VASTGELEGDE GEGEVENS –
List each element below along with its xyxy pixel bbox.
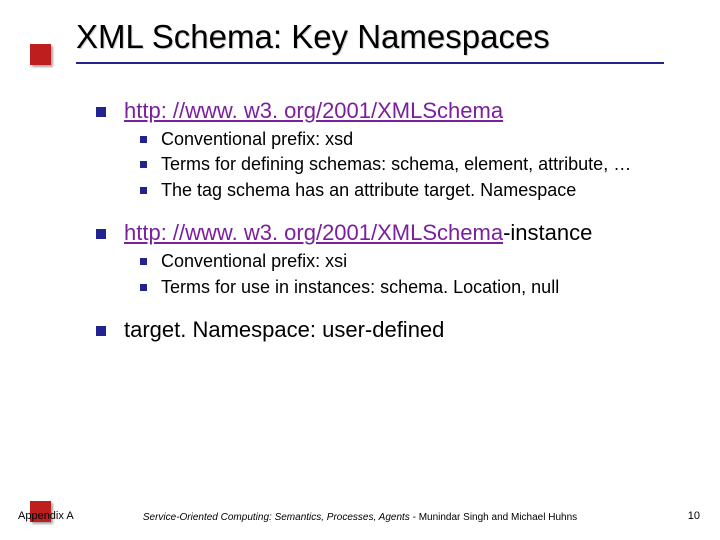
bullet-level2: Conventional prefix: xsi [140, 250, 686, 273]
title-underline [76, 62, 664, 64]
accent-square-top [30, 44, 51, 65]
title-wrap: XML Schema: Key Namespaces [76, 18, 550, 56]
square-bullet-icon [140, 136, 147, 143]
level2-text: Terms for defining schemas: schema, elem… [161, 153, 686, 176]
level2-group: Conventional prefix: xsi Terms for use i… [140, 250, 686, 299]
bullet-level1: http: //www. w3. org/2001/XMLSchema-inst… [96, 220, 686, 246]
square-bullet-icon [140, 161, 147, 168]
bullet-level1: target. Namespace: user-defined [96, 317, 686, 343]
slide-title: XML Schema: Key Namespaces [76, 18, 550, 56]
square-bullet-icon [96, 107, 106, 117]
level1-text: target. Namespace: user-defined [124, 317, 686, 343]
bullet-level2: Terms for use in instances: schema. Loca… [140, 276, 686, 299]
square-bullet-icon [140, 187, 147, 194]
slide-body: http: //www. w3. org/2001/XMLSchema Conv… [96, 90, 686, 347]
level2-group: Conventional prefix: xsd Terms for defin… [140, 128, 686, 202]
level1-text: http: //www. w3. org/2001/XMLSchema [124, 98, 686, 124]
bullet-level2: The tag schema has an attribute target. … [140, 179, 686, 202]
level1-text: http: //www. w3. org/2001/XMLSchema-inst… [124, 220, 686, 246]
level2-text: The tag schema has an attribute target. … [161, 179, 686, 202]
square-bullet-icon [96, 229, 106, 239]
bullet-level2: Conventional prefix: xsd [140, 128, 686, 151]
footer-authors: - Munindar Singh and Michael Huhns [410, 512, 577, 523]
namespace-link[interactable]: http: //www. w3. org/2001/XMLSchema [124, 220, 503, 245]
bullet-level2: Terms for defining schemas: schema, elem… [140, 153, 686, 176]
level1-suffix: -instance [503, 220, 592, 245]
level2-text: Conventional prefix: xsi [161, 250, 686, 273]
footer-book-title: Service-Oriented Computing: Semantics, P… [143, 512, 410, 523]
square-bullet-icon [96, 326, 106, 336]
namespace-link[interactable]: http: //www. w3. org/2001/XMLSchema [124, 98, 503, 123]
footer-center: Service-Oriented Computing: Semantics, P… [0, 512, 720, 523]
slide: XML Schema: Key Namespaces http: //www. … [0, 0, 720, 540]
slide-number: 10 [688, 510, 700, 522]
square-bullet-icon [140, 258, 147, 265]
level2-text: Conventional prefix: xsd [161, 128, 686, 151]
bullet-level1: http: //www. w3. org/2001/XMLSchema [96, 98, 686, 124]
square-bullet-icon [140, 284, 147, 291]
level2-text: Terms for use in instances: schema. Loca… [161, 276, 686, 299]
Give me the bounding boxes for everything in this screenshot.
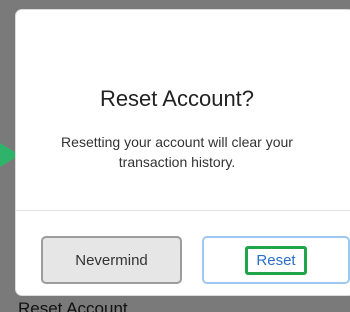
background-heading: Reset Account — [18, 299, 128, 312]
reset-button[interactable]: Reset — [202, 236, 350, 284]
screen: Reset Account Reset Account? Resetting y… — [0, 0, 350, 312]
reset-button-label: Reset — [245, 245, 307, 275]
dialog-title: Reset Account? — [99, 86, 255, 111]
reset-account-dialog: Reset Account? Resetting your account wi… — [16, 10, 350, 295]
dialog-message: Resetting your account will clear your t… — [61, 134, 293, 170]
dialog-divider — [16, 210, 350, 211]
nevermind-button[interactable]: Nevermind — [41, 236, 182, 284]
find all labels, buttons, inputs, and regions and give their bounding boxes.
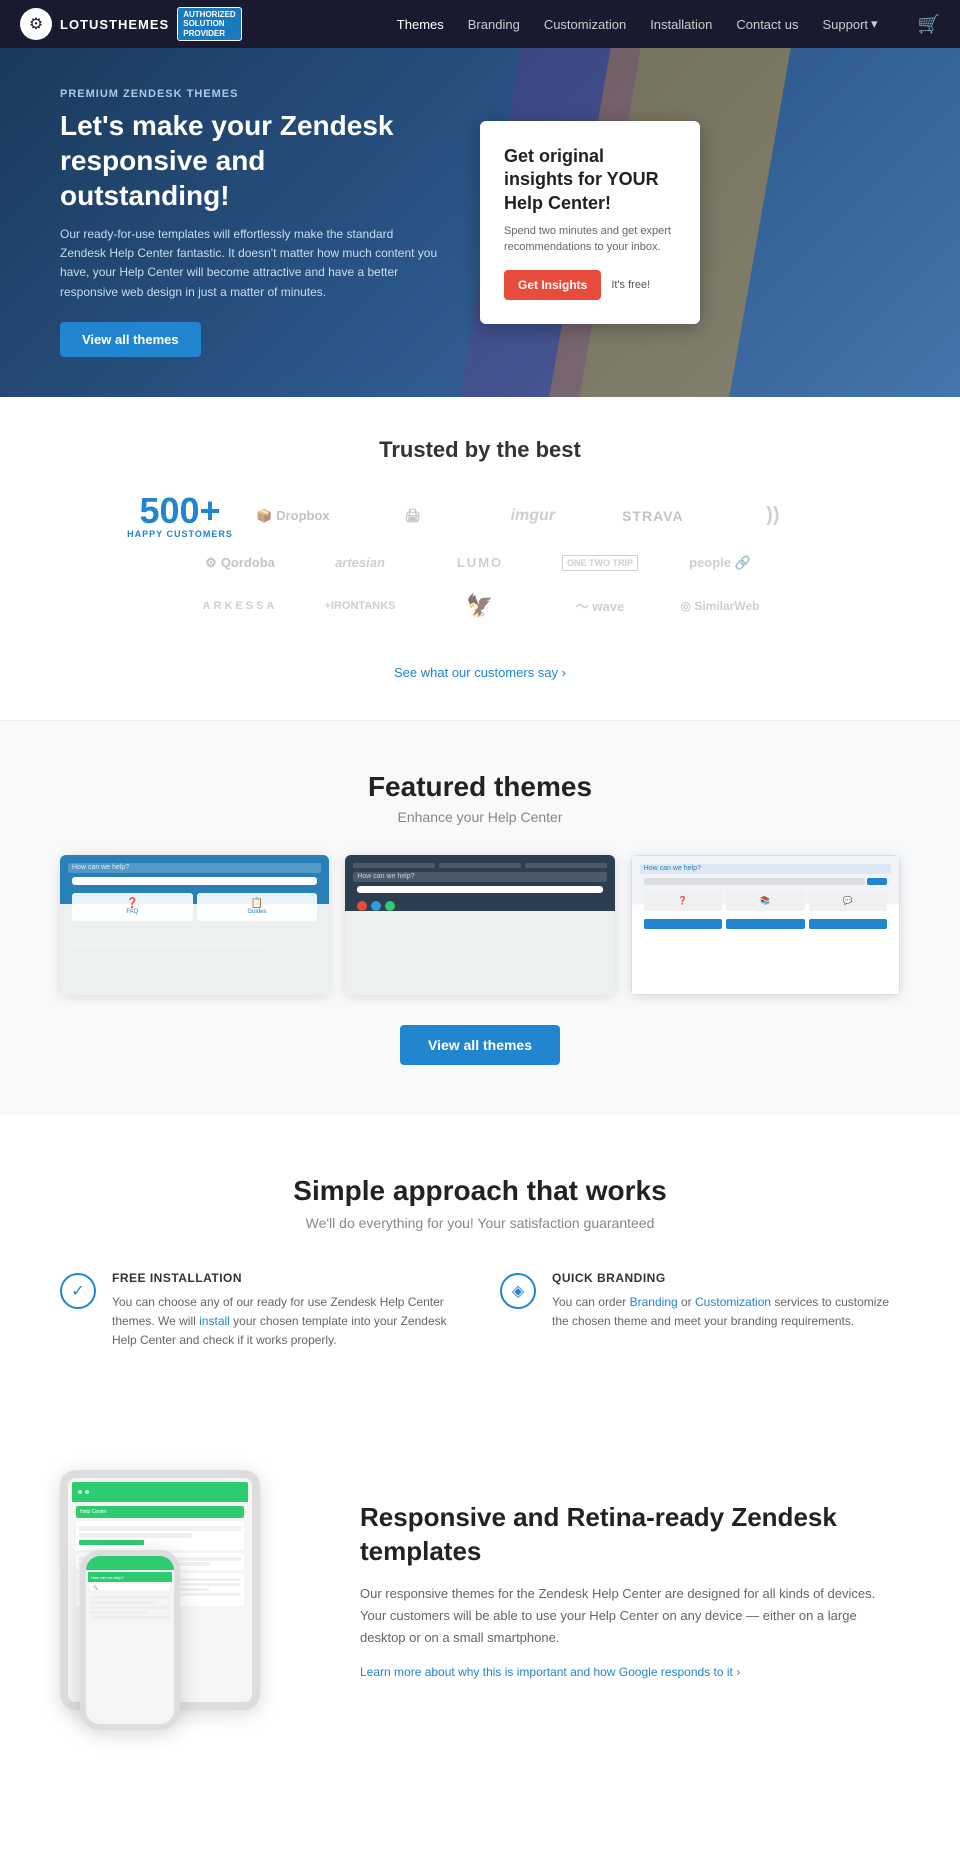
approach-grid: ✓ FREE INSTALLATION You can choose any o…: [60, 1271, 900, 1351]
approach-item-installation: ✓ FREE INSTALLATION You can choose any o…: [60, 1271, 460, 1351]
hero-tag: PREMIUM ZENDESK THEMES: [60, 88, 440, 100]
gear-icon: ⚙: [29, 14, 43, 34]
counter-number: 500+: [139, 493, 220, 529]
logo-arkessa: ARKESSA: [180, 594, 300, 618]
install-link[interactable]: install: [199, 1314, 230, 1328]
hero-section: PREMIUM ZENDESK THEMES Let's make your Z…: [0, 48, 960, 397]
hero-title: Let's make your Zendesk responsive and o…: [60, 108, 440, 213]
cart-icon[interactable]: 🛒: [918, 14, 940, 35]
print-logo-icon: 🖨: [405, 508, 422, 524]
nav-customization[interactable]: Customization: [544, 17, 626, 32]
featured-title: Featured themes: [60, 771, 900, 803]
logo-people: people 🔗: [660, 549, 780, 577]
view-themes-button[interactable]: View all themes: [60, 322, 201, 357]
navigation: ⚙ LOTUSTHEMES AUTHORIZED SOLUTION PROVID…: [0, 0, 960, 48]
theme-preview-blue: How can we help? ❓ FAQ 📋 Guides: [60, 855, 329, 995]
nav-themes[interactable]: Themes: [397, 17, 444, 32]
responsive-section: Help Center: [0, 1410, 960, 1770]
hero-card-actions: Get Insights It's free!: [504, 270, 676, 300]
hero-description: Our ready-for-use templates will effortl…: [60, 225, 440, 302]
installation-content: FREE INSTALLATION You can choose any of …: [112, 1271, 460, 1351]
hero-card-description: Spend two minutes and get expert recomme…: [504, 223, 676, 256]
logos-row-3: ARKESSA +IRONTANKS 🦅 〜 wave ◎ SimilarWeb: [60, 587, 900, 625]
hero-content: PREMIUM ZENDESK THEMES Let's make your Z…: [60, 88, 440, 357]
logo-qordoba: ⚙ Qordoba: [180, 549, 300, 577]
themes-grid: How can we help? ❓ FAQ 📋 Guides: [60, 855, 900, 995]
approach-subtitle: We'll do everything for you! Your satisf…: [60, 1215, 900, 1231]
branding-link[interactable]: Branding: [630, 1295, 678, 1309]
responsive-description: Our responsive themes for the Zendesk He…: [360, 1583, 900, 1649]
logo-similarweb: ◎ SimilarWeb: [660, 593, 780, 619]
hero-card-title: Get original insights for YOUR Help Cent…: [504, 145, 676, 215]
get-insights-button[interactable]: Get Insights: [504, 270, 601, 300]
theme-card-dark[interactable]: How can we help?: [345, 855, 614, 995]
authorized-badge: AUTHORIZED SOLUTION PROVIDER: [177, 7, 241, 42]
approach-title: Simple approach that works: [60, 1175, 900, 1207]
installation-desc: You can choose any of our ready for use …: [112, 1293, 460, 1351]
responsive-link[interactable]: Learn more about why this is important a…: [360, 1665, 740, 1679]
theme-card-light[interactable]: How can we help? ❓ 📚 �: [631, 855, 900, 995]
logo-dropbox: 📦 Dropbox: [233, 502, 353, 530]
featured-subtitle: Enhance your Help Center: [60, 809, 900, 825]
approach-item-branding: ◈ QUICK BRANDING You can order Branding …: [500, 1271, 900, 1351]
chevron-down-icon: ▾: [871, 16, 878, 32]
device-mockup: Help Center: [60, 1470, 300, 1710]
trusted-section: Trusted by the best 500+ HAPPY CUSTOMERS…: [0, 397, 960, 721]
theme-preview-dark: How can we help?: [345, 855, 614, 995]
featured-section: Featured themes Enhance your Help Center…: [0, 721, 960, 1115]
responsive-title: Responsive and Retina-ready Zendesk temp…: [360, 1501, 900, 1569]
customer-counter: 500+ HAPPY CUSTOMERS: [127, 493, 233, 539]
nav-links: Themes Branding Customization Installati…: [397, 14, 940, 35]
responsive-content: Responsive and Retina-ready Zendesk temp…: [360, 1501, 900, 1679]
installation-title: FREE INSTALLATION: [112, 1271, 460, 1285]
logo-strava: STRAVA: [593, 502, 713, 530]
logo-phoenix: 🦅: [420, 587, 540, 625]
branding-title: QUICK BRANDING: [552, 1271, 900, 1285]
logo-print: 🖨: [353, 502, 473, 530]
nav-branding[interactable]: Branding: [468, 17, 520, 32]
trusted-title: Trusted by the best: [60, 437, 900, 463]
branding-desc: You can order Branding or Customization …: [552, 1293, 900, 1331]
theme-preview-light: How can we help? ❓ 📚 �: [631, 855, 900, 995]
customers-link[interactable]: See what our customers say ›: [394, 665, 566, 680]
phone-screen: How can we help? 🔍: [86, 1556, 174, 1724]
counter-label: HAPPY CUSTOMERS: [127, 529, 233, 539]
nav-support[interactable]: Support ▾: [823, 16, 878, 32]
logo[interactable]: ⚙ LOTUSTHEMES AUTHORIZED SOLUTION PROVID…: [20, 7, 397, 42]
nav-installation[interactable]: Installation: [650, 17, 712, 32]
approach-section: Simple approach that works We'll do ever…: [0, 1115, 960, 1411]
logos-row-1: 500+ HAPPY CUSTOMERS 📦 Dropbox 🖨 imgur S…: [60, 493, 900, 539]
logo-onetrip: ONE TWO TRIP: [540, 549, 660, 577]
tablet-header: [72, 1482, 248, 1502]
logo-xing: )): [713, 498, 833, 533]
theme-card-blue[interactable]: How can we help? ❓ FAQ 📋 Guides: [60, 855, 329, 995]
installation-icon: ✓: [60, 1273, 96, 1309]
logo-text: LOTUSTHEMES: [60, 17, 169, 32]
dropbox-logo-icon: 📦: [256, 508, 272, 524]
view-all-themes-button[interactable]: View all themes: [400, 1025, 560, 1065]
logo-icon: ⚙: [20, 8, 52, 40]
nav-contact[interactable]: Contact us: [736, 17, 798, 32]
logo-imgur: imgur: [473, 501, 593, 531]
logo-wave: 〜 wave: [540, 590, 660, 621]
hero-insights-card: Get original insights for YOUR Help Cent…: [480, 121, 700, 324]
phone-frame: How can we help? 🔍: [80, 1550, 180, 1730]
qordoba-icon: ⚙: [205, 555, 217, 571]
branding-icon: ◈: [500, 1273, 536, 1309]
hero-card-free-text: It's free!: [611, 279, 650, 291]
branding-content: QUICK BRANDING You can order Branding or…: [552, 1271, 900, 1351]
logo-irontanks: +IRONTANKS: [300, 594, 420, 618]
logos-row-2: ⚙ Qordoba artesian LUMO ONE TWO TRIP peo…: [60, 549, 900, 577]
customization-link[interactable]: Customization: [695, 1295, 771, 1309]
logo-artesian: artesian: [300, 549, 420, 576]
logo-lumo: LUMO: [420, 549, 540, 576]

UIT TE VOEREN INSTRUCTIES – Geef uit de vermeldingen hierboven ongewijzigd het gedeelte weer dat begint met de regel met "approach-grid: ✓ FREE" en eindigt met de regel met "cart-icon[interactable]: 🛒: [918, 14, 940, 35]". Beide regels horen erbij.

ANTWOORD –
approach-grid: ✓ FREE INSTALLATION You can choose any o…: [60, 1271, 900, 1351]
approach-item-installation: ✓ FREE INSTALLATION You can choose any o…: [60, 1271, 460, 1351]
hero-tag: PREMIUM ZENDESK THEMES: [60, 88, 440, 100]
gear-icon: ⚙: [29, 14, 43, 34]
counter-number: 500+: [139, 493, 220, 529]
logo-arkessa: ARKESSA: [180, 594, 300, 618]
install-link[interactable]: install: [199, 1314, 230, 1328]
hero-section: PREMIUM ZENDESK THEMES Let's make your Z…: [0, 48, 960, 397]
hero-title: Let's make your Zendesk responsive and o…: [60, 108, 440, 213]
cart-icon[interactable]: 🛒: [918, 14, 940, 35]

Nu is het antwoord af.